## Data listing
begin

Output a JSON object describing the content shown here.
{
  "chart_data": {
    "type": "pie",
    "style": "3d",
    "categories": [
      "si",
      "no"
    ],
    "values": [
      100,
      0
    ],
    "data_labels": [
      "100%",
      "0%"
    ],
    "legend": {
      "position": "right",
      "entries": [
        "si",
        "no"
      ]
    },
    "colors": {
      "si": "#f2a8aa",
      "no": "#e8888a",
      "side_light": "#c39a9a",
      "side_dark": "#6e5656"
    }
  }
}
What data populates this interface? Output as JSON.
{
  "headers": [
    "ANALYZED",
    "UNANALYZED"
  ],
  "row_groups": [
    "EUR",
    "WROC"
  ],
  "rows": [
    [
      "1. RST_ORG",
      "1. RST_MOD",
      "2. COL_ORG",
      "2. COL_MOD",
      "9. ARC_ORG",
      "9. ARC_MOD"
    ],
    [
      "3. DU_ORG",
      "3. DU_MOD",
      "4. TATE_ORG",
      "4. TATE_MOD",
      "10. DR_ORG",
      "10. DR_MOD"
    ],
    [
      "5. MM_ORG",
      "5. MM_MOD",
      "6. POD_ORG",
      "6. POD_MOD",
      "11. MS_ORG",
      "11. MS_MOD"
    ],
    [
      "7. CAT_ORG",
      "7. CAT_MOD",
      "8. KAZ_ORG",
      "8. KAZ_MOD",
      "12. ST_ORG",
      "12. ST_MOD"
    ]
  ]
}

end

## Work to complete
Exactly as they are written, print the entries again.

## Task answer
Output a JSON object describing the content shown here.
{
  "chart_data": {
    "type": "pie",
    "style": "3d",
    "categories": [
      "si",
      "no"
    ],
    "values": [
      100,
      0
    ],
    "data_labels": [
      "100%",
      "0%"
    ],
    "legend": {
      "position": "right",
      "entries": [
        "si",
        "no"
      ]
    },
    "colors": {
      "si": "#f2a8aa",
      "no": "#e8888a",
      "side_light": "#c39a9a",
      "side_dark": "#6e5656"
    }
  }
}
What data populates this interface? Output as JSON.
{
  "headers": [
    "ANALYZED",
    "UNANALYZED"
  ],
  "row_groups": [
    "EUR",
    "WROC"
  ],
  "rows": [
    [
      "1. RST_ORG",
      "1. RST_MOD",
      "2. COL_ORG",
      "2. COL_MOD",
      "9. ARC_ORG",
      "9. ARC_MOD"
    ],
    [
      "3. DU_ORG",
      "3. DU_MOD",
      "4. TATE_ORG",
      "4. TATE_MOD",
      "10. DR_ORG",
      "10. DR_MOD"
    ],
    [
      "5. MM_ORG",
      "5. MM_MOD",
      "6. POD_ORG",
      "6. POD_MOD",
      "11. MS_ORG",
      "11. MS_MOD"
    ],
    [
      "7. CAT_ORG",
      "7. CAT_MOD",
      "8. KAZ_ORG",
      "8. KAZ_MOD",
      "12. ST_ORG",
      "12. ST_MOD"
    ]
  ]
}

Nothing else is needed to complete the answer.